- Directions for this task: Please copy all the lines that follow, word for word.

§

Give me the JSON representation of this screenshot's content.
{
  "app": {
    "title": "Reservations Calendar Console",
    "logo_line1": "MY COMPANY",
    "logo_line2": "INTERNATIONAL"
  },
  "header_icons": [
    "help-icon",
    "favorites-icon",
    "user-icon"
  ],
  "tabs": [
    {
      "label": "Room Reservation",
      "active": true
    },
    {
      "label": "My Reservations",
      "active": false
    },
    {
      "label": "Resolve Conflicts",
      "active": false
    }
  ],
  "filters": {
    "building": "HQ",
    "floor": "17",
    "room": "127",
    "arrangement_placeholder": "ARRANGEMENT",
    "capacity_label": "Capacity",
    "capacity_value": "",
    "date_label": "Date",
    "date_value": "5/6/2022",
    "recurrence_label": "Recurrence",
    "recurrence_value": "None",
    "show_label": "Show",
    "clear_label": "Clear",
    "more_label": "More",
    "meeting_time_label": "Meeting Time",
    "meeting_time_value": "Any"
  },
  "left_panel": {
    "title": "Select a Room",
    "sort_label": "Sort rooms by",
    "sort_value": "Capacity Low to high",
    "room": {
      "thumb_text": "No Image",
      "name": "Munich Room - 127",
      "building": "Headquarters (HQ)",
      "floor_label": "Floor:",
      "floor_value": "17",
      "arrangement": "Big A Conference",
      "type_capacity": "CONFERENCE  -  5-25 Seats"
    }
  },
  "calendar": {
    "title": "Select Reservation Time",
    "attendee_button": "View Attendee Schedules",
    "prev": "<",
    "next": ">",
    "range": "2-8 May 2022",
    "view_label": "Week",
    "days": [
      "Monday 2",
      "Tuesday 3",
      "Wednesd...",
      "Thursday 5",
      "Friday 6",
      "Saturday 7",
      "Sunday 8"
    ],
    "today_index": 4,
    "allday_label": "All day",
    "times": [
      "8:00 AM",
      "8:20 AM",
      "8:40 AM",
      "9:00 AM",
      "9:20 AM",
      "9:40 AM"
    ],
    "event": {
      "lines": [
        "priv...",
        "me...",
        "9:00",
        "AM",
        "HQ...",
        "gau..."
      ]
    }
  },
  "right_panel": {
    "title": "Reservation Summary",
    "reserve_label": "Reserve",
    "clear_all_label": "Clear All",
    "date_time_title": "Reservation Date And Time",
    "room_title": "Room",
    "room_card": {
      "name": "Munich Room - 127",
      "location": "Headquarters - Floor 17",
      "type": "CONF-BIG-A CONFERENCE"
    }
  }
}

§

- Result:
Give me the JSON representation of this screenshot's content.
{
  "app": {
    "title": "Reservations Calendar Console",
    "logo_line1": "MY COMPANY",
    "logo_line2": "INTERNATIONAL"
  },
  "header_icons": [
    "help-icon",
    "favorites-icon",
    "user-icon"
  ],
  "tabs": [
    {
      "label": "Room Reservation",
      "active": true
    },
    {
      "label": "My Reservations",
      "active": false
    },
    {
      "label": "Resolve Conflicts",
      "active": false
    }
  ],
  "filters": {
    "building": "HQ",
    "floor": "17",
    "room": "127",
    "arrangement_placeholder": "ARRANGEMENT",
    "capacity_label": "Capacity",
    "capacity_value": "",
    "date_label": "Date",
    "date_value": "5/6/2022",
    "recurrence_label": "Recurrence",
    "recurrence_value": "None",
    "show_label": "Show",
    "clear_label": "Clear",
    "more_label": "More",
    "meeting_time_label": "Meeting Time",
    "meeting_time_value": "Any"
  },
  "left_panel": {
    "title": "Select a Room",
    "sort_label": "Sort rooms by",
    "sort_value": "Capacity Low to high",
    "room": {
      "thumb_text": "No Image",
      "name": "Munich Room - 127",
      "building": "Headquarters (HQ)",
      "floor_label": "Floor:",
      "floor_value": "17",
      "arrangement": "Big A Conference",
      "type_capacity": "CONFERENCE  -  5-25 Seats"
    }
  },
  "calendar": {
    "title": "Select Reservation Time",
    "attendee_button": "View Attendee Schedules",
    "prev": "<",
    "next": ">",
    "range": "2-8 May 2022",
    "view_label": "Week",
    "days": [
      "Monday 2",
      "Tuesday 3",
      "Wednesd...",
      "Thursday 5",
      "Friday 6",
      "Saturday 7",
      "Sunday 8"
    ],
    "today_index": 4,
    "allday_label": "All day",
    "times": [
      "8:00 AM",
      "8:20 AM",
      "8:40 AM",
      "9:00 AM",
      "9:20 AM",
      "9:40 AM"
    ],
    "event": {
      "lines": [
        "priv...",
        "me...",
        "9:00",
        "AM",
        "HQ...",
        "gau..."
      ]
    }
  },
  "right_panel": {
    "title": "Reservation Summary",
    "reserve_label": "Reserve",
    "clear_all_label": "Clear All",
    "date_time_title": "Reservation Date And Time",
    "room_title": "Room",
    "room_card": {
      "name": "Munich Room - 127",
      "location": "Headquarters - Floor 17",
      "type": "CONF-BIG-A CONFERENCE"
    }
  }
}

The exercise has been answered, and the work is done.